▸ **What is needed**
Quote the entries that follow exactly, leaving none out.

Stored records
━━━

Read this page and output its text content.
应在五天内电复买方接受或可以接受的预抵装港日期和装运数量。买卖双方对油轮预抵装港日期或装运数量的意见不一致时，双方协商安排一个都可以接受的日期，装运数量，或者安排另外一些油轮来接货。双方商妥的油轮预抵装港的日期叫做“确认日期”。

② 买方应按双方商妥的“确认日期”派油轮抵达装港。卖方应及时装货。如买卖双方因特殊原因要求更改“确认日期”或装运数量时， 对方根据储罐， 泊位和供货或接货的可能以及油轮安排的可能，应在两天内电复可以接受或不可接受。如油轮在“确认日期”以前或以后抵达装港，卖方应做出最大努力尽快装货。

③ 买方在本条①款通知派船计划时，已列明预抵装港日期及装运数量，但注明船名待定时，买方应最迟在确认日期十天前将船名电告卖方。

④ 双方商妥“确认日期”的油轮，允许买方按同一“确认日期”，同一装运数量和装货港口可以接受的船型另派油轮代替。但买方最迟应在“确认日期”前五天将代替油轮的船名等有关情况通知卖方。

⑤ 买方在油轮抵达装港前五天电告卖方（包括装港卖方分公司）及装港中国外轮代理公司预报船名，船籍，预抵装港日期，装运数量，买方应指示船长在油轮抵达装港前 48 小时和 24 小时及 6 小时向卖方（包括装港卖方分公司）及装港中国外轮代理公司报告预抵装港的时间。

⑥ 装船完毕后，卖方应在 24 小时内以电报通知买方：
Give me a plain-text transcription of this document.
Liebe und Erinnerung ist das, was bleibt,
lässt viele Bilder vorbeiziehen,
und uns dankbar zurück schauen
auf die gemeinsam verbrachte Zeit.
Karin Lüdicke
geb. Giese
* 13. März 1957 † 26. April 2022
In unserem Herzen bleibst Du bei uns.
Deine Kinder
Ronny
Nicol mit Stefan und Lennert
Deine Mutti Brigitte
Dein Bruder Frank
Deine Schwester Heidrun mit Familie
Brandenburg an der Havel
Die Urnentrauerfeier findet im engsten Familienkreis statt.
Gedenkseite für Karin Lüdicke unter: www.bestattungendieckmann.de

━━━

▸ **Answer in full**
Read this page and output its text content.
应在五天内电复买方接受或可以接受的预抵装港日期和装运数量。买卖双方对油轮预抵装港日期或装运数量的意见不一致时，双方协商安排一个都可以接受的日期，装运数量，或者安排另外一些油轮来接货。双方商妥的油轮预抵装港的日期叫做“确认日期”。

② 买方应按双方商妥的“确认日期”派油轮抵达装港。卖方应及时装货。如买卖双方因特殊原因要求更改“确认日期”或装运数量时， 对方根据储罐， 泊位和供货或接货的可能以及油轮安排的可能，应在两天内电复可以接受或不可接受。如油轮在“确认日期”以前或以后抵达装港，卖方应做出最大努力尽快装货。

③ 买方在本条①款通知派船计划时，已列明预抵装港日期及装运数量，但注明船名待定时，买方应最迟在确认日期十天前将船名电告卖方。

④ 双方商妥“确认日期”的油轮，允许买方按同一“确认日期”，同一装运数量和装货港口可以接受的船型另派油轮代替。但买方最迟应在“确认日期”前五天将代替油轮的船名等有关情况通知卖方。

⑤ 买方在油轮抵达装港前五天电告卖方（包括装港卖方分公司）及装港中国外轮代理公司预报船名，船籍，预抵装港日期，装运数量，买方应指示船长在油轮抵达装港前 48 小时和 24 小时及 6 小时向卖方（包括装港卖方分公司）及装港中国外轮代理公司报告预抵装港的时间。

⑥ 装船完毕后，卖方应在 24 小时内以电报通知买方：
Give me a plain-text transcription of this document.
Liebe und Erinnerung ist das, was bleibt,
lässt viele Bilder vorbeiziehen,
und uns dankbar zurück schauen
auf die gemeinsam verbrachte Zeit.
Karin Lüdicke
geb. Giese
* 13. März 1957 † 26. April 2022
In unserem Herzen bleibst Du bei uns.
Deine Kinder
Ronny
Nicol mit Stefan und Lennert
Deine Mutti Brigitte
Dein Bruder Frank
Deine Schwester Heidrun mit Familie
Brandenburg an der Havel
Die Urnentrauerfeier findet im engsten Familienkreis statt.
Gedenkseite für Karin Lüdicke unter: www.bestattungendieckmann.de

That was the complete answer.